> [DATA RECORDS]:
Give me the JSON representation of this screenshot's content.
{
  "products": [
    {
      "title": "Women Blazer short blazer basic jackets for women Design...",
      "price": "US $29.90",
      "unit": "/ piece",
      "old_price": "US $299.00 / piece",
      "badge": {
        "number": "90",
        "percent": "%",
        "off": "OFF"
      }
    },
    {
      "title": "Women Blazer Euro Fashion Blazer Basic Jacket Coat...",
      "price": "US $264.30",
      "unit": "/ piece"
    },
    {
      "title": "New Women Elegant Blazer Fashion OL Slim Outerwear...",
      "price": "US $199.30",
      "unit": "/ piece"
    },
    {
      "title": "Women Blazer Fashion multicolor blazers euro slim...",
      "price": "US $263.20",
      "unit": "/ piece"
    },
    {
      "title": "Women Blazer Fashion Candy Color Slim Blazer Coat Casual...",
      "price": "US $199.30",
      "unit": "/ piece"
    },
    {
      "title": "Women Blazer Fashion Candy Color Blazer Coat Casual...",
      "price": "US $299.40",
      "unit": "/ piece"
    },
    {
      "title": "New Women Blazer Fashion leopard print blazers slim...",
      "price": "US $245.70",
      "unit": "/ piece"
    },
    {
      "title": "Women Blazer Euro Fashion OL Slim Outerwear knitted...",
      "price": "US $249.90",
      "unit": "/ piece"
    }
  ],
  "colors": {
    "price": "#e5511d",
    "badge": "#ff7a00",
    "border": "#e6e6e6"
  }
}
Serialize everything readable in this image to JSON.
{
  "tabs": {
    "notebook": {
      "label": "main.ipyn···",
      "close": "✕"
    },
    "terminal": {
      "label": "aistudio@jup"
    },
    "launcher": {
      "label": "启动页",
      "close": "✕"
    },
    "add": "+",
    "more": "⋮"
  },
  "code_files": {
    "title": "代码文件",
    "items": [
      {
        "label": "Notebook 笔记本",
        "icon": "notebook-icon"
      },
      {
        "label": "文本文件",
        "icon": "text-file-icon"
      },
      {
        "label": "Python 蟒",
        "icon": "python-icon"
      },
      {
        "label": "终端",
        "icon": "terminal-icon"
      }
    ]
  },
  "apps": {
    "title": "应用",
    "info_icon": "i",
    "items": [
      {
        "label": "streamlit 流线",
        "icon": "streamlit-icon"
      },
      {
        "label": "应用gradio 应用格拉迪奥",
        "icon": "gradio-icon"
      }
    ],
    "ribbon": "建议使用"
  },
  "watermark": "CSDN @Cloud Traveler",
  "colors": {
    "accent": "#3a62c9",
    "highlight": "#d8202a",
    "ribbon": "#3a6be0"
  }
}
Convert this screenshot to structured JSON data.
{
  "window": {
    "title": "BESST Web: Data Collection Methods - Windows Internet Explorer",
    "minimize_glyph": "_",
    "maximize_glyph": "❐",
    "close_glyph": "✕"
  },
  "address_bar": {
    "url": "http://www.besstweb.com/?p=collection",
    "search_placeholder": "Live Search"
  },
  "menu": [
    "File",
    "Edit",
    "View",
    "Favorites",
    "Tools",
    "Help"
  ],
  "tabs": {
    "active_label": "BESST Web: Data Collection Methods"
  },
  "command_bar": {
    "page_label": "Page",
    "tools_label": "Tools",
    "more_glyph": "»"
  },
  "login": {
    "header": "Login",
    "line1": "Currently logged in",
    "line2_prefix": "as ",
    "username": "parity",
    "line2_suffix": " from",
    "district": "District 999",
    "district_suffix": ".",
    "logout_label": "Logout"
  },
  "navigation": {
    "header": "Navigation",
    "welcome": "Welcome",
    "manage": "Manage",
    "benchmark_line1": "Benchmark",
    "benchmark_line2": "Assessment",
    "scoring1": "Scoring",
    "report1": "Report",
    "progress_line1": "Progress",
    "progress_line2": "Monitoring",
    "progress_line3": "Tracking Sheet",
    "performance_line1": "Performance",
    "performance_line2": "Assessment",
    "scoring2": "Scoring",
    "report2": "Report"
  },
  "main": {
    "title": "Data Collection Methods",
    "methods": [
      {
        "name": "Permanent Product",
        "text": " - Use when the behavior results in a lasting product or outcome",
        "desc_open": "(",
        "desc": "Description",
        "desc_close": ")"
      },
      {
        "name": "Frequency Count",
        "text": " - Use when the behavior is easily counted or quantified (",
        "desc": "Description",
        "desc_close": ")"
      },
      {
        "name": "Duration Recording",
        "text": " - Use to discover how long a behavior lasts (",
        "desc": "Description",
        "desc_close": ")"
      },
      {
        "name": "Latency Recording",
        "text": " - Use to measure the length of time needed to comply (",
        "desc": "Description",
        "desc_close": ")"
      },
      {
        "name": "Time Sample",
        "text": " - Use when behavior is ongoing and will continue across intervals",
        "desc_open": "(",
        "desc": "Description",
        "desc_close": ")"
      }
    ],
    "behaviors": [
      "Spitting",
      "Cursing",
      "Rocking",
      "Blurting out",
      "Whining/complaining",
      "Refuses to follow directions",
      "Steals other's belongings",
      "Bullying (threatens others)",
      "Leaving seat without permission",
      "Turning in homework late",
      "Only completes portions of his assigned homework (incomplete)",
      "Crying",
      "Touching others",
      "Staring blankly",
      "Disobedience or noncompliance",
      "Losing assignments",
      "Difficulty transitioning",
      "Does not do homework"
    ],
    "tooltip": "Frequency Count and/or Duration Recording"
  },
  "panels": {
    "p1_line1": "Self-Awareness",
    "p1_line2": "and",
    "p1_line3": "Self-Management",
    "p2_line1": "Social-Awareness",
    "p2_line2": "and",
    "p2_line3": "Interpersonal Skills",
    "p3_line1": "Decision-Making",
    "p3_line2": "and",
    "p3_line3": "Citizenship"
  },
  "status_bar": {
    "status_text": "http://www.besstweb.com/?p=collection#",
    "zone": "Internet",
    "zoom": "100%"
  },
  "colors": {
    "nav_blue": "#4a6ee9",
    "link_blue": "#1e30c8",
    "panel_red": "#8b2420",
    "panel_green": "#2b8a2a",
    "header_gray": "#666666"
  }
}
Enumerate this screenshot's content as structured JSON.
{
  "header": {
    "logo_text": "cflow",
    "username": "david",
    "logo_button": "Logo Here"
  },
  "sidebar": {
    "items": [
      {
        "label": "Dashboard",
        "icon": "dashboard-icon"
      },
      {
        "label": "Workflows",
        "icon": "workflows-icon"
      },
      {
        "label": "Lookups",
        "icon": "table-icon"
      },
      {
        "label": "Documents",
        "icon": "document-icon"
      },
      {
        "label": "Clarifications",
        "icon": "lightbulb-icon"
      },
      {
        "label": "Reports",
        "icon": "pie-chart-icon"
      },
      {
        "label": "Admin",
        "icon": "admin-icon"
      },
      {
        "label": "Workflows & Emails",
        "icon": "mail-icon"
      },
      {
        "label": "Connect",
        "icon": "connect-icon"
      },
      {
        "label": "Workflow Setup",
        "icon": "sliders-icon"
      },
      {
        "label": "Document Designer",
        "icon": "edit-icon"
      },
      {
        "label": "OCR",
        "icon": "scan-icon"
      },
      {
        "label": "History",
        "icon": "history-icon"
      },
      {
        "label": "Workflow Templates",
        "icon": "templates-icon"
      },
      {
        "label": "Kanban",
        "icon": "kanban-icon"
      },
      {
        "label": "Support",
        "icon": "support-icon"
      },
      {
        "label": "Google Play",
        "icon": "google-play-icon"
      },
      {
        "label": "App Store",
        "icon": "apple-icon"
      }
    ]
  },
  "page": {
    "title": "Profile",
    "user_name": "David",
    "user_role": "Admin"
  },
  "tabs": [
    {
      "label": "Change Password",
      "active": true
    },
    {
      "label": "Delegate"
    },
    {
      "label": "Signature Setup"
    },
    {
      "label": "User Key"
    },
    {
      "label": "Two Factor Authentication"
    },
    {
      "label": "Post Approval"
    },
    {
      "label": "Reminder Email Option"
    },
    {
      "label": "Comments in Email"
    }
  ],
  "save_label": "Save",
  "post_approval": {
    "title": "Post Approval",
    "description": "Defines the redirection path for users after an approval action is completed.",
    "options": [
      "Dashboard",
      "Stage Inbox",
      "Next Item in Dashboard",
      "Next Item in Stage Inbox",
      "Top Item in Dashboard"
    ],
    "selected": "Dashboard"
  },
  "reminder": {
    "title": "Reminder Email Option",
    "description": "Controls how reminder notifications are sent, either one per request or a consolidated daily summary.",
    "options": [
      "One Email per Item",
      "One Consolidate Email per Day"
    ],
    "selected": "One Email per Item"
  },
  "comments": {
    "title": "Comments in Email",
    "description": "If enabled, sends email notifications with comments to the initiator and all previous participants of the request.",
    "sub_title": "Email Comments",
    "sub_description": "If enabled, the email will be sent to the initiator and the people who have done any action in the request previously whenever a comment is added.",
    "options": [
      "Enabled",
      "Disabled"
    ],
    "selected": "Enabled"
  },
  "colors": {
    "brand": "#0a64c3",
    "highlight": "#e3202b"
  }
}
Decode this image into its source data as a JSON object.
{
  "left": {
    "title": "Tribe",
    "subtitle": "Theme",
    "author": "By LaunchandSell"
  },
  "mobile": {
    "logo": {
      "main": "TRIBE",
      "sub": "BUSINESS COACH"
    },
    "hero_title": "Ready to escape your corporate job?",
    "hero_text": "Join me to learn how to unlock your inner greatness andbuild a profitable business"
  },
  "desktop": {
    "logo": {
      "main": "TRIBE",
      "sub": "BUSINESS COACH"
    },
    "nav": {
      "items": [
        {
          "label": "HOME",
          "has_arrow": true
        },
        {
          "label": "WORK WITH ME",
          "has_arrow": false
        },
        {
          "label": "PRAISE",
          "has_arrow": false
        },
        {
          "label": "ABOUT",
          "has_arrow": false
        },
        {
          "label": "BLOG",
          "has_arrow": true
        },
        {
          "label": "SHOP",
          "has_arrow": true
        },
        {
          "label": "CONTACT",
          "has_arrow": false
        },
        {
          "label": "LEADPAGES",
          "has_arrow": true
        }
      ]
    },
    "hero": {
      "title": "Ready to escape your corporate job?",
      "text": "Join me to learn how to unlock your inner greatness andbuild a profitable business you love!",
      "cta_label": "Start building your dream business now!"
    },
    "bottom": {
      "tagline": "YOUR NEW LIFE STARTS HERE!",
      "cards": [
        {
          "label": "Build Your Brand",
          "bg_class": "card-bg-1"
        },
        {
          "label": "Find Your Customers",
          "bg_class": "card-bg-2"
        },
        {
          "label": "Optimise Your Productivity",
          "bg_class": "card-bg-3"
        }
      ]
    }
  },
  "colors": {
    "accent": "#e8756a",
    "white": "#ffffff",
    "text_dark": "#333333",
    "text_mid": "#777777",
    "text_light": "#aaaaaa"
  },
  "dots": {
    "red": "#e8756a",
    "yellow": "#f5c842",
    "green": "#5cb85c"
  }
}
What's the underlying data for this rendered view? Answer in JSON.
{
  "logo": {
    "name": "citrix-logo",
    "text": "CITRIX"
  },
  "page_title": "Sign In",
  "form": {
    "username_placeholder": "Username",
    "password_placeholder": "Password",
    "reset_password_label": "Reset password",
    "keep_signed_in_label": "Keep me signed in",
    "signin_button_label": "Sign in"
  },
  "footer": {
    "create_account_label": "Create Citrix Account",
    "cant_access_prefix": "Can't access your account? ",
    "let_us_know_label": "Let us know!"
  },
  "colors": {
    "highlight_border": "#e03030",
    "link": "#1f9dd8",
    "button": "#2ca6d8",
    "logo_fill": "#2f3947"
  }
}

> [GOAL]: From the entries above, extract each line containing "andbuild".

> [EXERCISE OUTPUT]:
    "hero_text": "Join me to learn how to unlock your inner greatness andbuild a profitable business"
      "text": "Join me to learn how to unlock your inner greatness andbuild a profitable business you love!",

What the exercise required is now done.